[Job]: Begin at the line that contains "Read all visible content and emit it as JSON." and reproduce it along with every line after it to the end of the listing; skip any pictures.

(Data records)

####################

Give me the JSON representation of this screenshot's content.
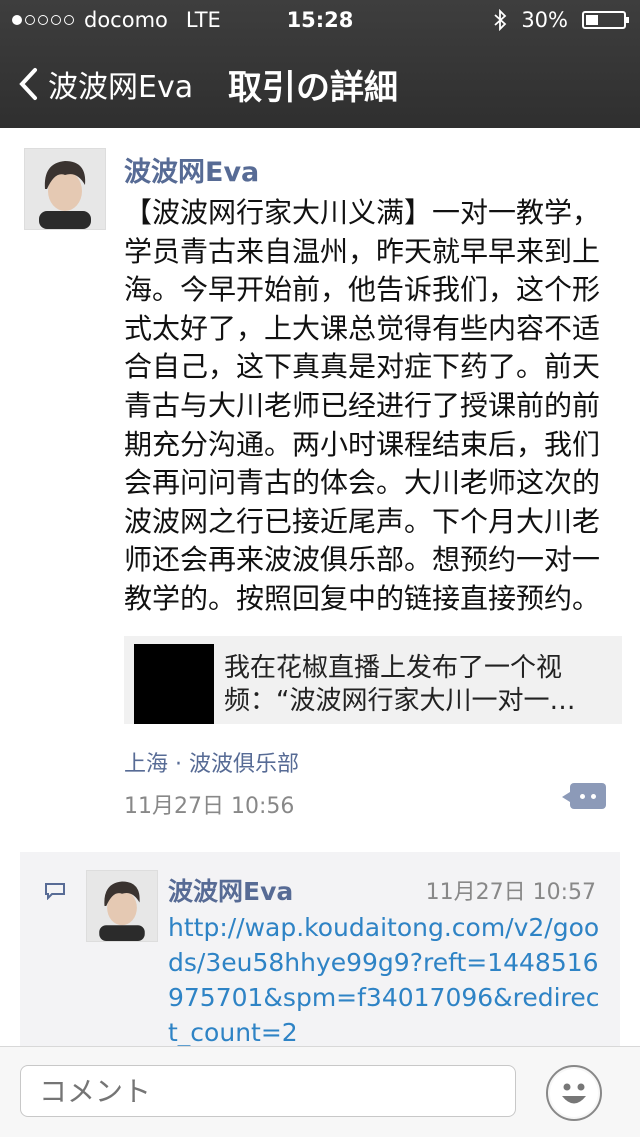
{
  "status_bar": {
    "carrier": "docomo",
    "network": "LTE",
    "time": "15:28",
    "battery": "30%",
    "battery_level": 0.3,
    "signal_bars_filled": 1,
    "signal_bars_total": 5
  },
  "nav": {
    "back_label": "波波网Eva",
    "title": "取引の詳細"
  },
  "post": {
    "author": "波波网Eva",
    "text": "【波波网行家大川义满】一对一教学，学员青古来自温州，昨天就早早来到上海。今早开始前，他告诉我们，这个形式太好了，上大课总觉得有些内容不适合自己，这下真真是对症下药了。前天青古与大川老师已经进行了授课前的前期充分沟通。两小时课程结束后，我们会再问问青古的体会。大川老师这次的波波网之行已接近尾声。下个月大川老师还会再来波波俱乐部。想预约一对一教学的。按照回复中的链接直接预约。",
    "share_text": "我在花椒直播上发布了一个视频：“波波网行家大川一对一…",
    "location": "上海 · 波波俱乐部",
    "timestamp": "11月27日 10:56"
  },
  "comment": {
    "author": "波波网Eva",
    "time": "11月27日 10:57",
    "text": "http://wap.koudaitong.com/v2/goods/3eu58hhye99g9?reft=1448516975701&spm=f34017096&redirect_count=2"
  },
  "input": {
    "placeholder": "コメント"
  },
  "icons": [
    "back-chevron-icon",
    "bluetooth-icon",
    "battery-icon",
    "comment-icon",
    "more-icon",
    "emoji-icon"
  ],
  "colors": {
    "header_bg": "#333333",
    "name_blue": "#576b95",
    "link_blue": "#2e83c5",
    "comment_bg": "#f3f3f5"
  }
}
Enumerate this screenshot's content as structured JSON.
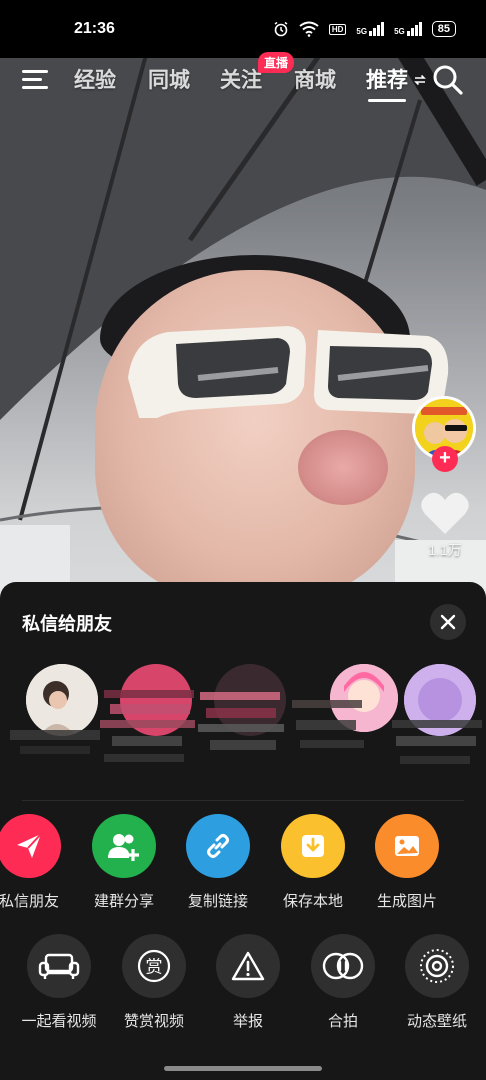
{
  "status_bar": {
    "time": "21:36",
    "network_tag": "HD",
    "signal_1_label": "5G",
    "signal_2_label": "5G",
    "battery": "85",
    "icons": [
      "alarm-icon",
      "wifi-icon",
      "signal-icon",
      "signal-icon",
      "battery-icon"
    ]
  },
  "top_nav": {
    "tabs": [
      {
        "label": "经验"
      },
      {
        "label": "同城"
      },
      {
        "label": "关注"
      },
      {
        "label": "商城"
      },
      {
        "label": "推荐"
      }
    ],
    "live_badge": "直播",
    "active_tab": "推荐"
  },
  "video": {
    "like_count": "1.1万",
    "follow_plus": "+"
  },
  "share_sheet": {
    "title": "私信给朋友",
    "friends_count_visible": 5,
    "share_actions": [
      {
        "label": "私信朋友",
        "color": "#fe2c55",
        "icon": "send-icon"
      },
      {
        "label": "建群分享",
        "color": "#22b14c",
        "icon": "group-add-icon"
      },
      {
        "label": "复制链接",
        "color": "#2d9fe0",
        "icon": "link-icon"
      },
      {
        "label": "保存本地",
        "color": "#fbc02d",
        "icon": "download-icon"
      },
      {
        "label": "生成图片",
        "color": "#fa8c2c",
        "icon": "image-icon"
      }
    ],
    "more_actions": [
      {
        "label": "一起看视频",
        "icon": "sofa-icon"
      },
      {
        "label": "赞赏视频",
        "icon": "reward-icon",
        "glyph": "赏"
      },
      {
        "label": "举报",
        "icon": "warning-icon"
      },
      {
        "label": "合拍",
        "icon": "duet-icon"
      },
      {
        "label": "动态壁纸",
        "icon": "live-wallpaper-icon"
      }
    ]
  },
  "colors": {
    "accent": "#fe2c55",
    "sheet_bg": "#171717",
    "button_bg": "#2f2f2f"
  }
}
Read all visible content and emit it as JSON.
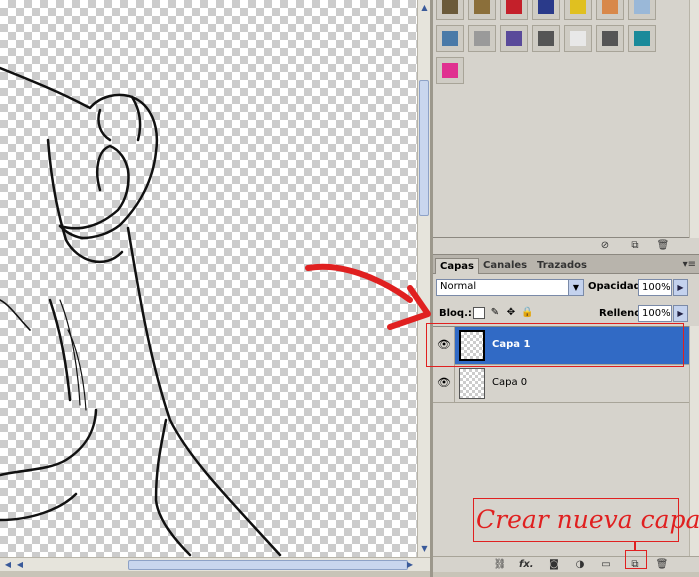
{
  "swatch_colors": [
    "#6b5a3a",
    "#8b6f3a",
    "#c4202a",
    "#2a3a8a",
    "#e0c020",
    "#d8884a",
    "#9ab8d8",
    "#4a7aa8",
    "#9a9a9a",
    "#5a4a9a",
    "#555555",
    "#e8e8e8",
    "#555555",
    "#1a8a9a",
    "#e03090"
  ],
  "layers_panel": {
    "tabs": [
      "Capas",
      "Canales",
      "Trazados"
    ],
    "menu_icon": "panel-menu-icon",
    "blend_mode": "Normal",
    "opacity_label": "Opacidad:",
    "opacity_value": "100%",
    "lock_label": "Bloq.:",
    "fill_label": "Relleno:",
    "fill_value": "100%",
    "layers": [
      {
        "name": "Capa 1",
        "selected": true
      },
      {
        "name": "Capa 0",
        "selected": false
      }
    ],
    "footer_icons": [
      "link-icon",
      "fx-icon",
      "mask-icon",
      "adjustment-icon",
      "folder-icon",
      "new-layer-icon",
      "trash-icon"
    ]
  },
  "swatch_footer_icons": [
    "delete-icon",
    "new-swatch-icon",
    "trash-icon"
  ],
  "annotation": {
    "callout": "Crear nueva capa",
    "accent_color": "#e02020"
  }
}
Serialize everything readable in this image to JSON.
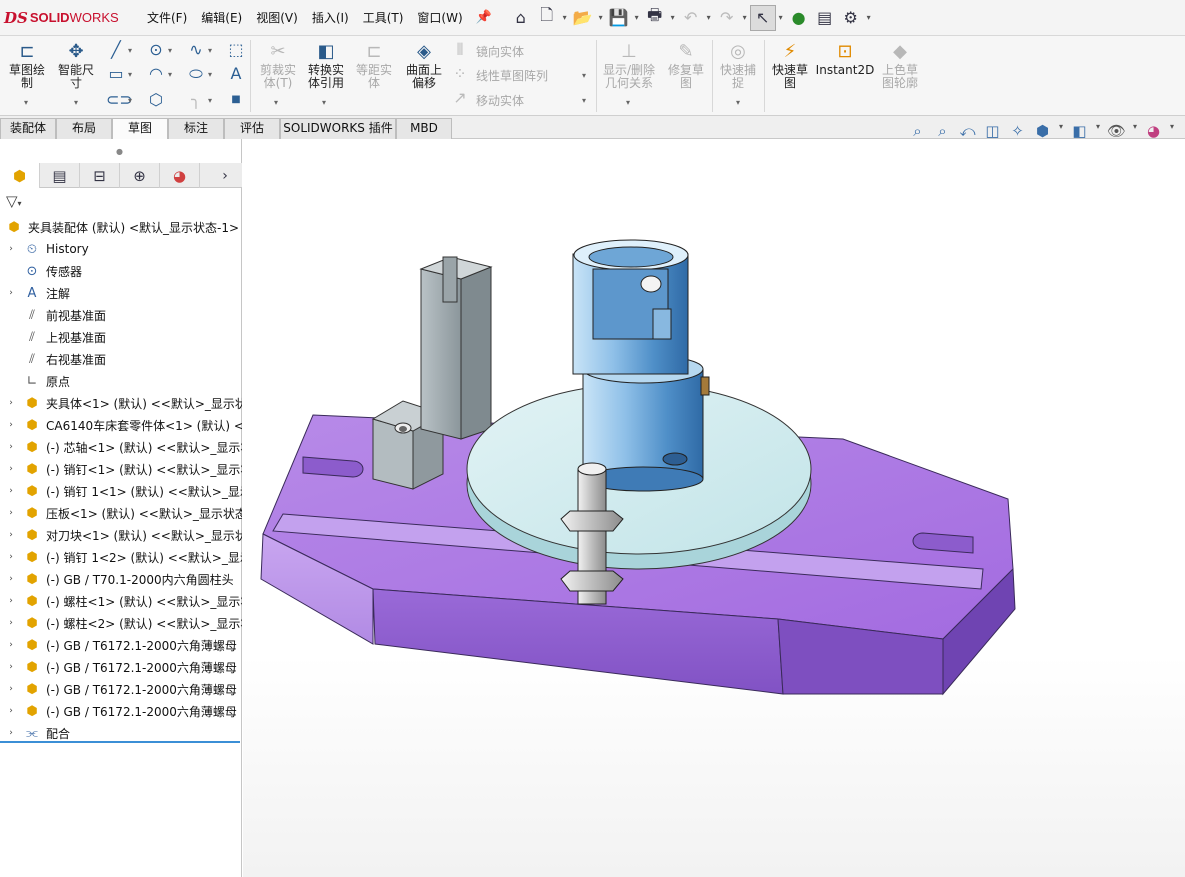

####################

[Exercise answer]:
Read all visible content and emit it as JSON.
{
  "swatch_colors": [
    "#6b5a3a",
    "#8b6f3a",
    "#c4202a",
    "#2a3a8a",
    "#e0c020",
    "#d8884a",
    "#9ab8d8",
    "#4a7aa8",
    "#9a9a9a",
    "#5a4a9a",
    "#555555",
    "#e8e8e8",
    "#555555",
    "#1a8a9a",
    "#e03090"
  ],
  "layers_panel": {
    "tabs": [
      "Capas",
      "Canales",
      "Trazados"
    ],
    "menu_icon": "panel-menu-icon",
    "blend_mode": "Normal",
    "opacity_label": "Opacidad:",
    "opacity_value": "100%",
    "lock_label": "Bloq.:",
    "fill_label": "Relleno:",
    "fill_value": "100%",
    "layers": [
      {
        "name": "Capa 1",
        "selected": true
      },
      {
        "name": "Capa 0",
        "selected": false
      }
    ],
    "footer_icons": [
      "link-icon",
      "fx-icon",
      "mask-icon",
      "adjustment-icon",
      "folder-icon",
      "new-layer-icon",
      "trash-icon"
    ]
  },
  "swatch_footer_icons": [
    "delete-icon",
    "new-swatch-icon",
    "trash-icon"
  ],
  "annotation": {
    "callout": "Crear nueva capa",
    "accent_color": "#e02020"
  }
}
Serialize everything readable in this image to JSON.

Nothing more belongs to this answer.